Okuma parçası:
------------

Çevrimdışı hercaihoca

  • Uzman Üye
  • *****
  • 1.395
  • 6.337
  • 1. Sınıf Öğretmeni
  • 1.395
  • 6.337
  • 1. Sınıf Öğretmeni
# 15 Oca 2013 15:02:50
KIZILDERİLİ REİS SEATTLE'DAN
WASHİNGTON'DAKİ AMERİKA BAŞKANINA BİR MEKTUP
Washington'daki Büyük Başkan'a

Washington'daki büyük başkan bize
topraklarımızı satın almak istediğini bildiren bir
haber yolluyor.
Büyük Başkan bize aynı zamanda dostluk
iyi niyet dolu sözler de gönderiyor.
Bu dostça bir davranıştır, zira biz onun bu
dostluğa ihtiyacı olmadığını pek iyi biliriz.

------------

Verilen bilgiler:
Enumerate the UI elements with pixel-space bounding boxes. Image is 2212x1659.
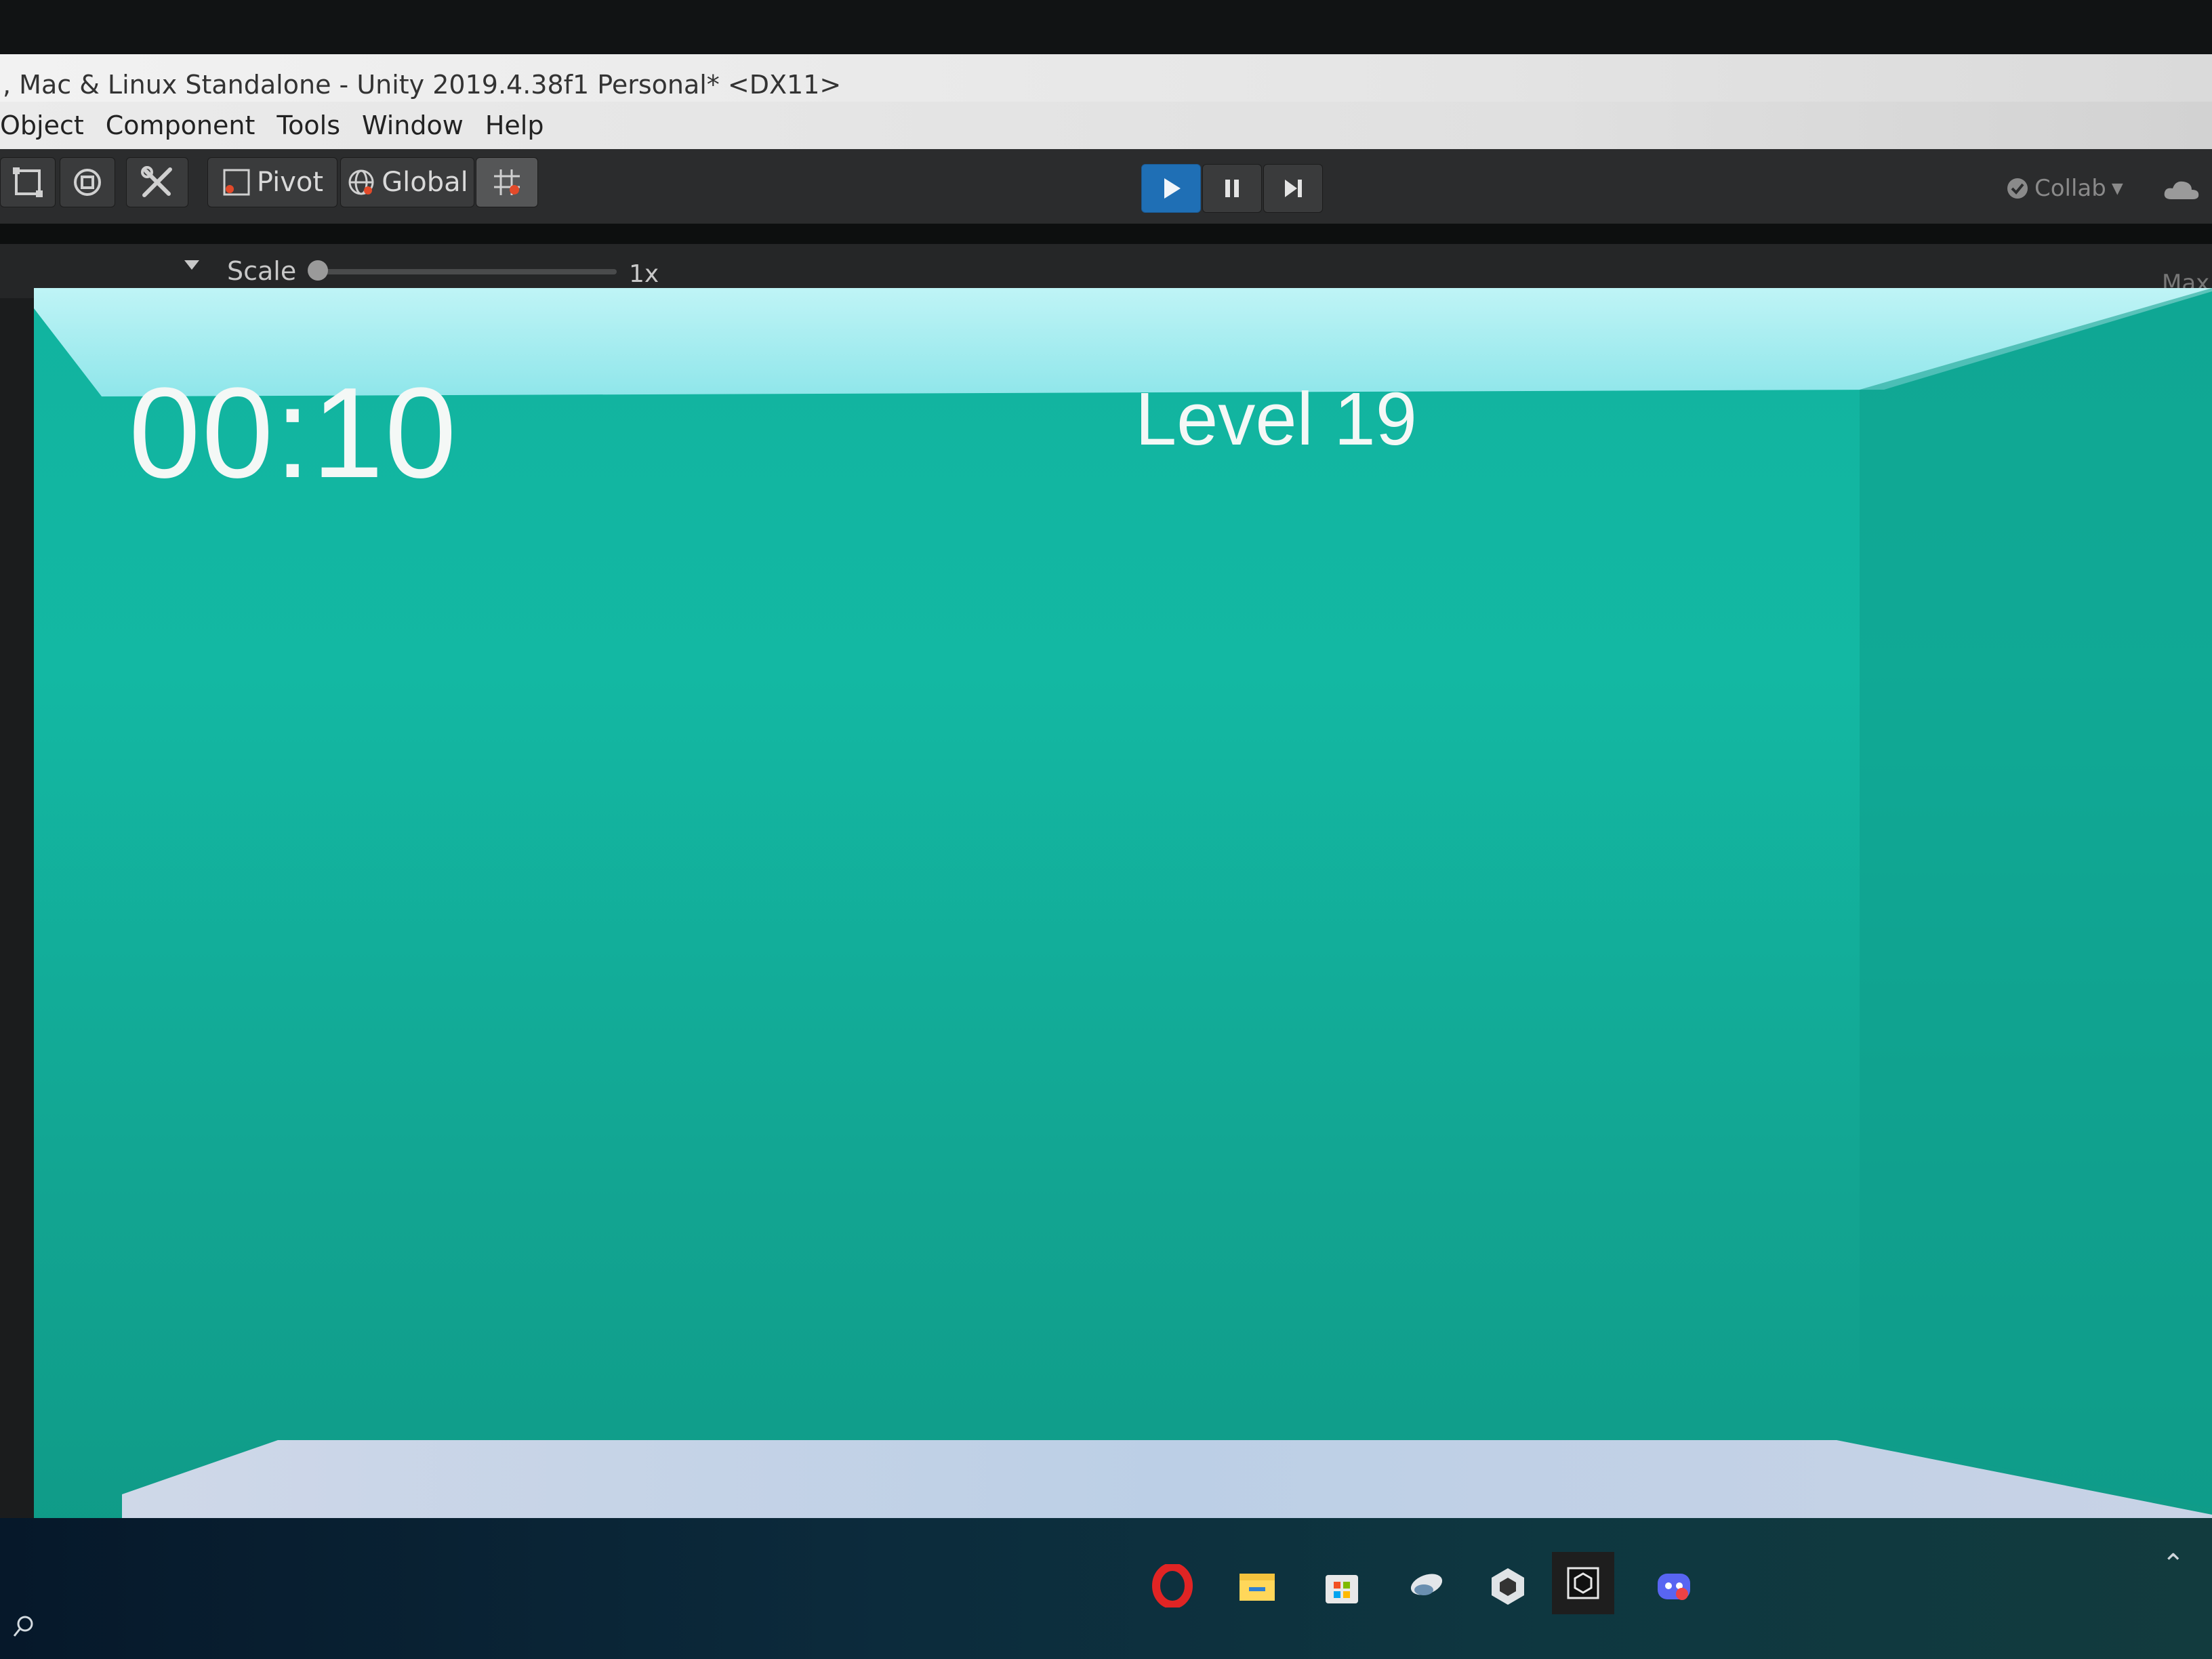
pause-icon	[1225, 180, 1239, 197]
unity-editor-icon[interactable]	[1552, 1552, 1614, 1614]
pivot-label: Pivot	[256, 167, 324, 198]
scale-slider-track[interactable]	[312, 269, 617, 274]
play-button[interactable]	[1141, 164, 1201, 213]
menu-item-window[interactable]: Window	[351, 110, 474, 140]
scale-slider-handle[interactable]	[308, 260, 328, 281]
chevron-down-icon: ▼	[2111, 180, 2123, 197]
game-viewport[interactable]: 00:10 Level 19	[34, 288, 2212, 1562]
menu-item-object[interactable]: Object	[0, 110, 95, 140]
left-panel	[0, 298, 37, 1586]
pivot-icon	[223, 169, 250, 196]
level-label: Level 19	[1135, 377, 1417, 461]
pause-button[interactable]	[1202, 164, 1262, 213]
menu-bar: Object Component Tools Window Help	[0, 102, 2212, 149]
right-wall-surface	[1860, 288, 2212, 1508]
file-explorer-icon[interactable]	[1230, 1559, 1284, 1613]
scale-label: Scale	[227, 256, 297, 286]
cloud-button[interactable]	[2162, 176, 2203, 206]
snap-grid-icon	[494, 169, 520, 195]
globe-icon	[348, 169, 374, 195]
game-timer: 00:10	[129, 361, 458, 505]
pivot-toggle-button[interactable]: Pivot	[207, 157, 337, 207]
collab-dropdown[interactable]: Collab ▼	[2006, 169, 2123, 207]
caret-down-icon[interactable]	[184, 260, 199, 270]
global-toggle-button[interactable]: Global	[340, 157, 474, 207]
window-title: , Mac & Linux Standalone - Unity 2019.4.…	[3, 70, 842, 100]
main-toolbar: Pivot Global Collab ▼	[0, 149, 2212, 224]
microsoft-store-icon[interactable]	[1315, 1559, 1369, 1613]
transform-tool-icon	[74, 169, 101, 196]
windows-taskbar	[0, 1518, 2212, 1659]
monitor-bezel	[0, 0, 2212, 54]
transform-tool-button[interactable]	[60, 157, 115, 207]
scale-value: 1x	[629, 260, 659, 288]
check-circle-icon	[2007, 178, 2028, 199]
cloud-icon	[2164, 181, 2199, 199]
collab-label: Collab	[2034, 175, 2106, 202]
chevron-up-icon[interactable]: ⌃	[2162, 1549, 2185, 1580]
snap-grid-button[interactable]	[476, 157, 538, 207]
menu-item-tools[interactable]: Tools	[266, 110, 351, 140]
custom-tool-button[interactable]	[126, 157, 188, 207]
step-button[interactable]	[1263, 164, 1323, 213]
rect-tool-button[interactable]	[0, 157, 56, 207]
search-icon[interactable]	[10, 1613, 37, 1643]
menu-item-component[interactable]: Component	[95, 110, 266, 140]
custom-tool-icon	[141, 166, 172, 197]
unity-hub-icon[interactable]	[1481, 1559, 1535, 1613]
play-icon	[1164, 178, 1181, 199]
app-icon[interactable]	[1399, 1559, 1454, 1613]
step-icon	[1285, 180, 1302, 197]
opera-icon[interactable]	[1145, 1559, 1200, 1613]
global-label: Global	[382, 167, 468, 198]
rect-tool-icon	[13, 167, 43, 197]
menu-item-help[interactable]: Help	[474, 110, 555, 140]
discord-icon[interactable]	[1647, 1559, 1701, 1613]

------------

Verilen görev 1:
Aşağıdaki ifadeler okuma parçasıyla uyuşuyor mu? Her biri için evet ya da hayır yazın ve kararı belirleyen sözleri okuma parçasından aynen alıntılayın.
(a) Büyük Başkan, toprakları satın almak istediğini bildiren bir haber yollamıştır.
(b) Büyük Başkan, dostluk ve iyi niyet dolu sözler de göndermiştir.
(c) Mektubu yazanlar, Büyük Başkan'ın kendi dostluklarına ihtiyacı olduğunu düşünmektedir.
Verilen görev 2:
Okuma parçasında "Büyük Başkan bize aynı" ile "pek iyi biliriz." arasındaki kısmı, bu sözler de dahil olmak üzere aynen kopyalayın.
Satırlar, okuma parçasından ayrı bir malzemedir.

Görevin cevabı 1:
(a) Evet: "topraklarımızı satın almak istediğini bildiren bir"
(b) Evet: "iyi niyet dolu sözler de gönderiyor."
(c) Hayır: "dostluğa ihtiyacı olmadığını pek iyi biliriz."

Görevin cevabı 2:
Büyük Başkan bize aynı zamanda dostluk
iyi niyet dolu sözler de gönderiyor.
Bu dostça bir davranıştır, zira biz onun bu
dostluğa ihtiyacı olmadığını pek iyi biliriz.